■ Record set:
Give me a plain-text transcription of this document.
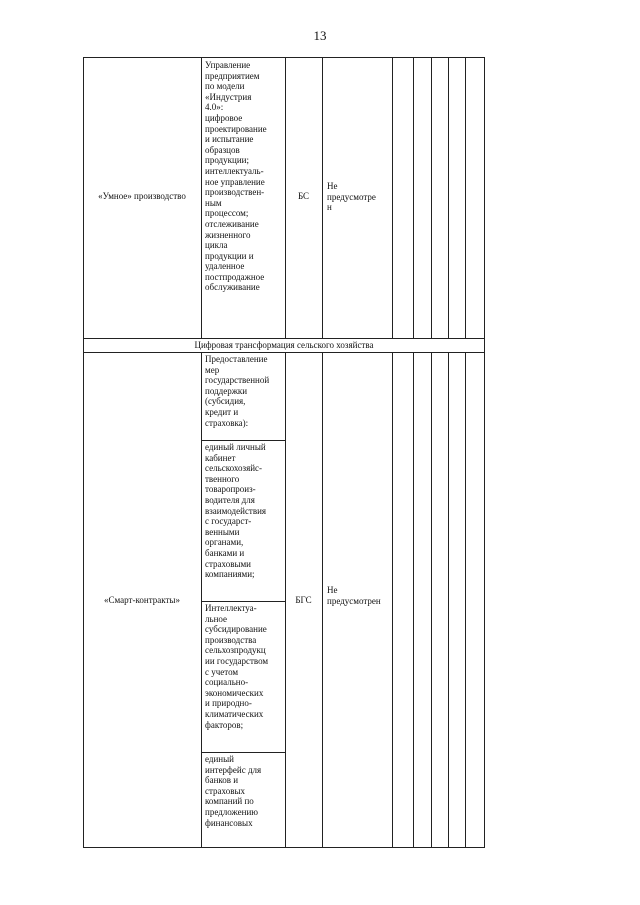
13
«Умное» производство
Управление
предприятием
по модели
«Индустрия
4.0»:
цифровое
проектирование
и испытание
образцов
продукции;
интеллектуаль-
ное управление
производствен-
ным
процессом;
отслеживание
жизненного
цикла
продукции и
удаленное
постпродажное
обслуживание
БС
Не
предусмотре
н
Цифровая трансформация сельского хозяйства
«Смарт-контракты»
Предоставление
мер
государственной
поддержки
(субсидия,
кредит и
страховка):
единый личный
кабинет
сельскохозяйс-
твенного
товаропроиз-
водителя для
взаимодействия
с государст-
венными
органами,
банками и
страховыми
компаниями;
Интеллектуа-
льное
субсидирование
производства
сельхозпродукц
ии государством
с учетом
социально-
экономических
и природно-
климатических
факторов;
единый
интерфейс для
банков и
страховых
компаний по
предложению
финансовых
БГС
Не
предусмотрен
* * *
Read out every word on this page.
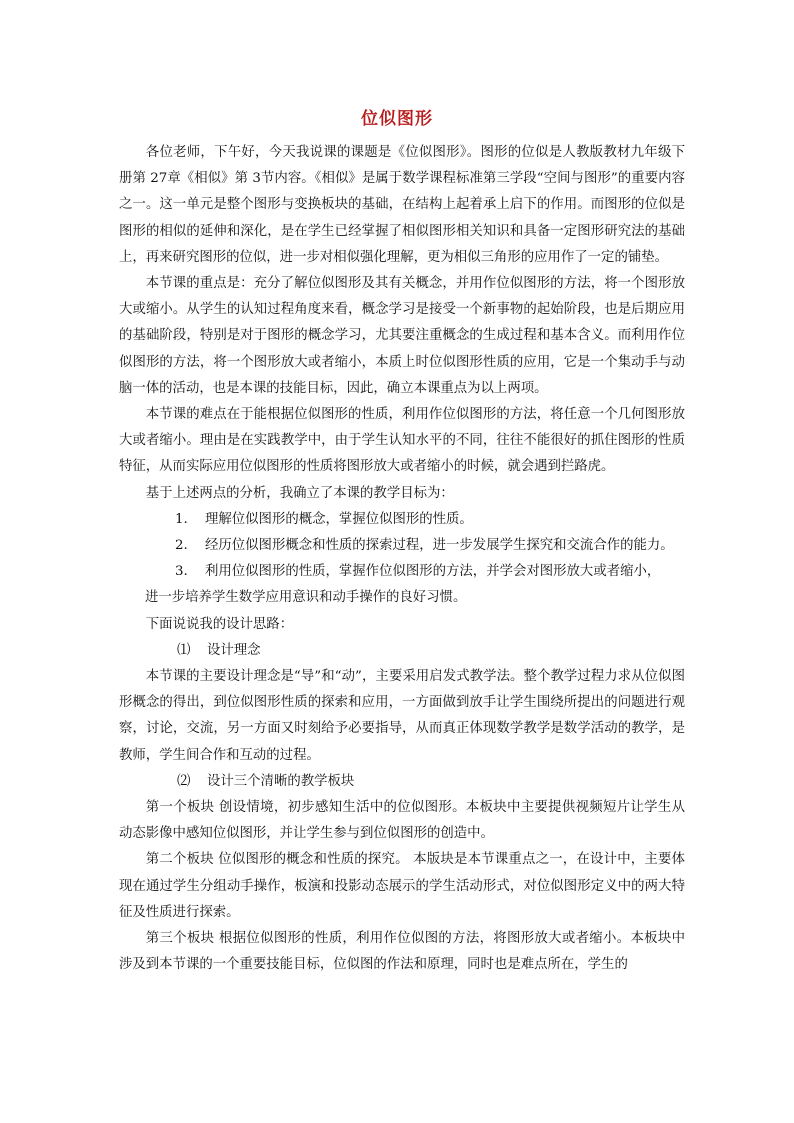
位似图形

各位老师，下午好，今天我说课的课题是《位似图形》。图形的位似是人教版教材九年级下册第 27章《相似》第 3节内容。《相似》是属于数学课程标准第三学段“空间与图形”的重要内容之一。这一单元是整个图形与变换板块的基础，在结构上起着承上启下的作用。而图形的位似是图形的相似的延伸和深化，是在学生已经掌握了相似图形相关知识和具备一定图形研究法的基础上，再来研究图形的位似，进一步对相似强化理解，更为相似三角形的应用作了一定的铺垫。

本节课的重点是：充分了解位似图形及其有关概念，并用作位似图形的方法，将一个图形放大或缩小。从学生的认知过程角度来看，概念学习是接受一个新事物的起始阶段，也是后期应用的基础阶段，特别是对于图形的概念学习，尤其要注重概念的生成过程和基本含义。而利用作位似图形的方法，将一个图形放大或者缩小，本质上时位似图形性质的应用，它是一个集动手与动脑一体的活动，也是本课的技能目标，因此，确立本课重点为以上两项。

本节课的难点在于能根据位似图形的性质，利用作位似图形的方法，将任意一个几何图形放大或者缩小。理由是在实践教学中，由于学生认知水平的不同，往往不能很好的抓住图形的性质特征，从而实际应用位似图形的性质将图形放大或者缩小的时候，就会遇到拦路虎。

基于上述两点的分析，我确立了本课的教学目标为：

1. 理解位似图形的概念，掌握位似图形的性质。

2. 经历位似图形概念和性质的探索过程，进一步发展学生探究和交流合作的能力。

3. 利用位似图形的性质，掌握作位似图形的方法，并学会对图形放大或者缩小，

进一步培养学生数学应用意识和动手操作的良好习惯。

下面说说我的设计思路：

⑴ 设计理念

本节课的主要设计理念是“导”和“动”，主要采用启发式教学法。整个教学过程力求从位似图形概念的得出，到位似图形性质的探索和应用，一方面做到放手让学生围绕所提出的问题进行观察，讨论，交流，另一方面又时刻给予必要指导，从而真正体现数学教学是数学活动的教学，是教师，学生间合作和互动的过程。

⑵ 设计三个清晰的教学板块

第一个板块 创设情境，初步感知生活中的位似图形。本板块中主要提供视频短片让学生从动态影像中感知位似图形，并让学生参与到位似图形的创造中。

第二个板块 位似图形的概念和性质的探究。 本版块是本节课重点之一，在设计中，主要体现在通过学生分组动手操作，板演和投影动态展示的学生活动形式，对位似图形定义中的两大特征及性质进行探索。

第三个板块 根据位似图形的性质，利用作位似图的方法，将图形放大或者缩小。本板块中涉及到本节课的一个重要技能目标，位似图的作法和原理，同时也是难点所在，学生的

■ Problem statement: Reproduce every line from the entries that holds the word "this".

■ Final result:
Give me a plain-text transcription of this document.
Read out every word on this page.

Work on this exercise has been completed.